* [Written task] Which lines below hold the word "title"? Copy all of them.

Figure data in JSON
--- Start ---

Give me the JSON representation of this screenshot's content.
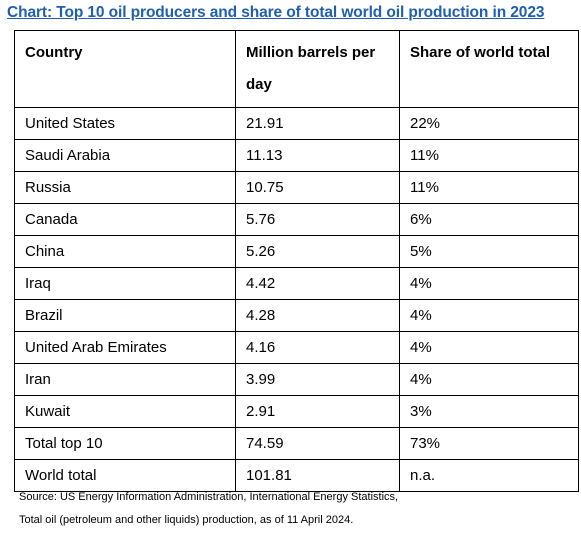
{
  "chart_data": {
    "type": "table",
    "title": "Chart: Top 10 oil producers and share of total world oil production in 2023",
    "headers": [
      "Country",
      "Million barrels per day",
      "Share of world total"
    ],
    "rows": [
      [
        "United States",
        "21.91",
        "22%"
      ],
      [
        "Saudi Arabia",
        "11.13",
        "11%"
      ],
      [
        "Russia",
        "10.75",
        "11%"
      ],
      [
        "Canada",
        "5.76",
        "6%"
      ],
      [
        "China",
        "5.26",
        "5%"
      ],
      [
        "Iraq",
        "4.42",
        "4%"
      ],
      [
        "Brazil",
        "4.28",
        "4%"
      ],
      [
        "United Arab Emirates",
        "4.16",
        "4%"
      ],
      [
        "Iran",
        "3.99",
        "4%"
      ],
      [
        "Kuwait",
        "2.91",
        "3%"
      ],
      [
        "Total top 10",
        "74.59",
        "73%"
      ],
      [
        "World total",
        "101.81",
        "n.a."
      ]
    ],
    "source_lines": [
      "Source: US Energy Information Administration, International Energy Statistics,",
      "Total oil (petroleum and other liquids) production, as of 11 April 2024."
    ]
  },
  "colors": {
    "title": "#1F5FAF",
    "border": "#000000",
    "text": "#000000"
  }
}
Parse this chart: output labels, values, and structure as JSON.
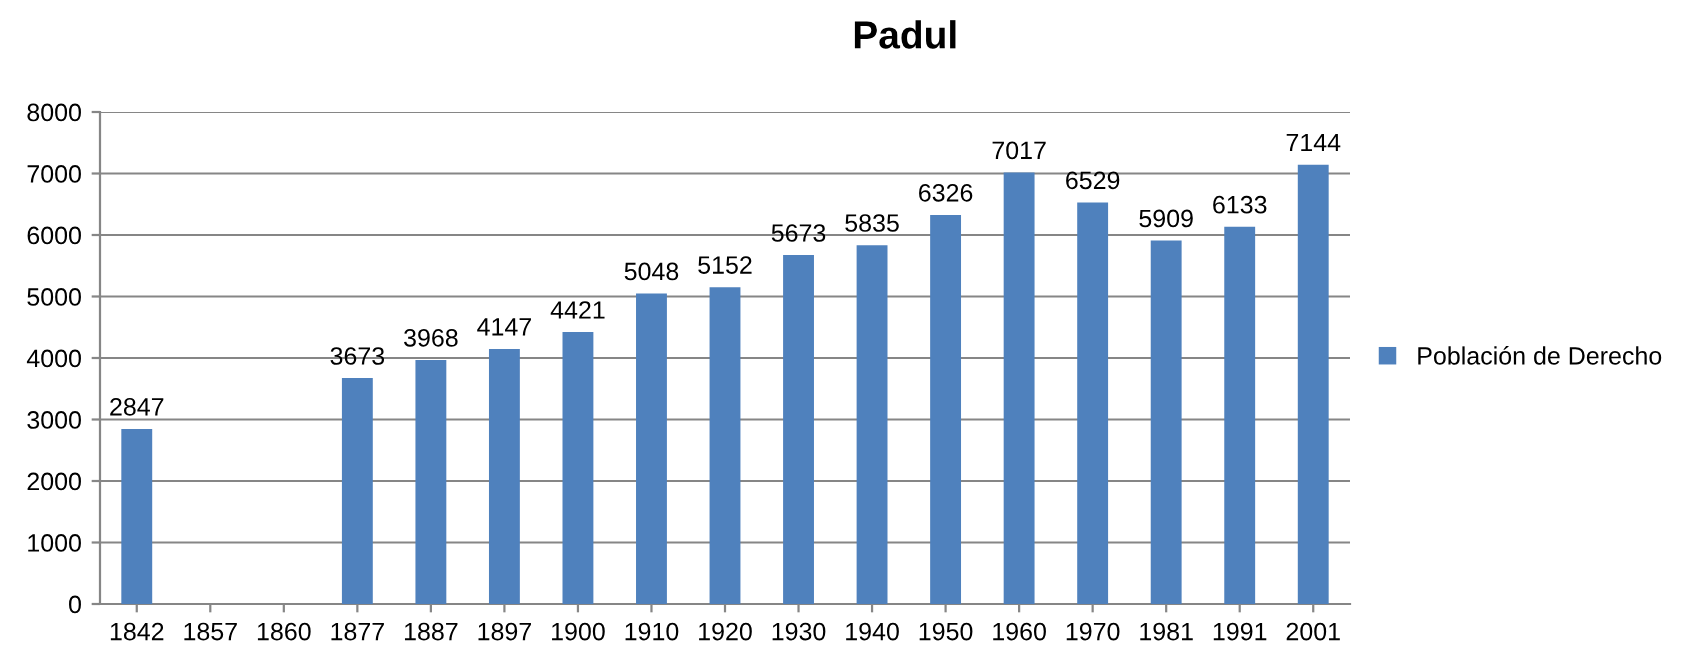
{
  "chart_data": {
    "type": "bar",
    "title": "Padul",
    "categories": [
      "1842",
      "1857",
      "1860",
      "1877",
      "1887",
      "1897",
      "1900",
      "1910",
      "1920",
      "1930",
      "1940",
      "1950",
      "1960",
      "1970",
      "1981",
      "1991",
      "2001"
    ],
    "series": [
      {
        "name": "Población de Derecho",
        "color": "#4f81bd",
        "values": [
          2847,
          null,
          null,
          3673,
          3968,
          4147,
          4421,
          5048,
          5152,
          5673,
          5835,
          6326,
          7017,
          6529,
          5909,
          6133,
          7144
        ]
      }
    ],
    "ylim": [
      0,
      8000
    ],
    "yticks": [
      0,
      1000,
      2000,
      3000,
      4000,
      5000,
      6000,
      7000,
      8000
    ],
    "grid": "y",
    "legend": "right",
    "data_labels": true
  }
}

--- End ---

* [Exercise response]
    "title": "Chart: Top 10 oil producers and share of total world oil production in 2023",
    "title": "#1F5FAF",
    "title": "Padul",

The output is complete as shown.